=== MATERIAL PROVIDED ===

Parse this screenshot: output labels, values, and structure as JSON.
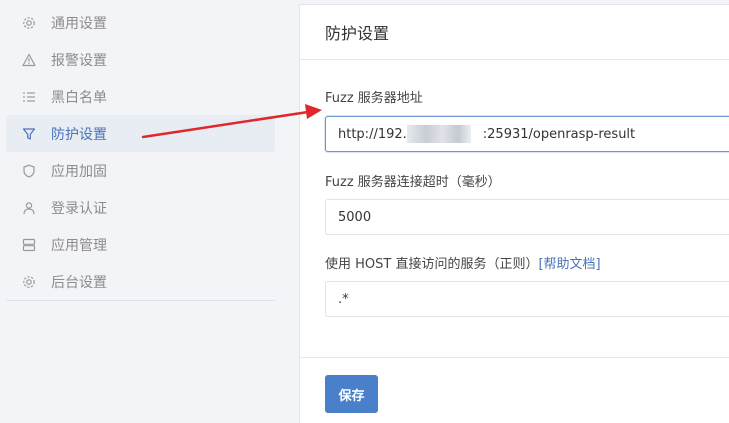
{
  "sidebar": {
    "items": [
      {
        "label": "通用设置",
        "icon": "gear-icon",
        "active": false
      },
      {
        "label": "报警设置",
        "icon": "warning-icon",
        "active": false
      },
      {
        "label": "黑白名单",
        "icon": "list-icon",
        "active": false
      },
      {
        "label": "防护设置",
        "icon": "filter-icon",
        "active": true
      },
      {
        "label": "应用加固",
        "icon": "shield-icon",
        "active": false
      },
      {
        "label": "登录认证",
        "icon": "user-icon",
        "active": false
      },
      {
        "label": "应用管理",
        "icon": "server-icon",
        "active": false
      },
      {
        "label": "后台设置",
        "icon": "gear-icon",
        "active": false
      }
    ]
  },
  "main": {
    "title": "防护设置",
    "fields": {
      "fuzz_server": {
        "label": "Fuzz 服务器地址",
        "value_prefix": "http://192.",
        "value_suffix": ":25931/openrasp-result"
      },
      "fuzz_timeout": {
        "label": "Fuzz 服务器连接超时（毫秒）",
        "value": "5000"
      },
      "host_regex": {
        "label": "使用 HOST 直接访问的服务（正则）",
        "help_link": "[帮助文档]",
        "value": ".*"
      }
    },
    "save_label": "保存"
  },
  "colors": {
    "accent": "#4a7fc9",
    "active_text": "#4a73b8",
    "active_bg": "#e8edf4",
    "annotation_arrow": "#e0282a"
  }
}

===

WHAT YOU WILL DO:
Every entry above needs to be retyped exactly; drop the pictures.

SOLUTION TO THE EXERCISE:
Parse this screenshot: output labels, values, and structure as JSON.
{
  "sidebar": {
    "items": [
      {
        "label": "通用设置",
        "icon": "gear-icon",
        "active": false
      },
      {
        "label": "报警设置",
        "icon": "warning-icon",
        "active": false
      },
      {
        "label": "黑白名单",
        "icon": "list-icon",
        "active": false
      },
      {
        "label": "防护设置",
        "icon": "filter-icon",
        "active": true
      },
      {
        "label": "应用加固",
        "icon": "shield-icon",
        "active": false
      },
      {
        "label": "登录认证",
        "icon": "user-icon",
        "active": false
      },
      {
        "label": "应用管理",
        "icon": "server-icon",
        "active": false
      },
      {
        "label": "后台设置",
        "icon": "gear-icon",
        "active": false
      }
    ]
  },
  "main": {
    "title": "防护设置",
    "fields": {
      "fuzz_server": {
        "label": "Fuzz 服务器地址",
        "value_prefix": "http://192.",
        "value_suffix": ":25931/openrasp-result"
      },
      "fuzz_timeout": {
        "label": "Fuzz 服务器连接超时（毫秒）",
        "value": "5000"
      },
      "host_regex": {
        "label": "使用 HOST 直接访问的服务（正则）",
        "help_link": "[帮助文档]",
        "value": ".*"
      }
    },
    "save_label": "保存"
  },
  "colors": {
    "accent": "#4a7fc9",
    "active_text": "#4a73b8",
    "active_bg": "#e8edf4",
    "annotation_arrow": "#e0282a"
  }
}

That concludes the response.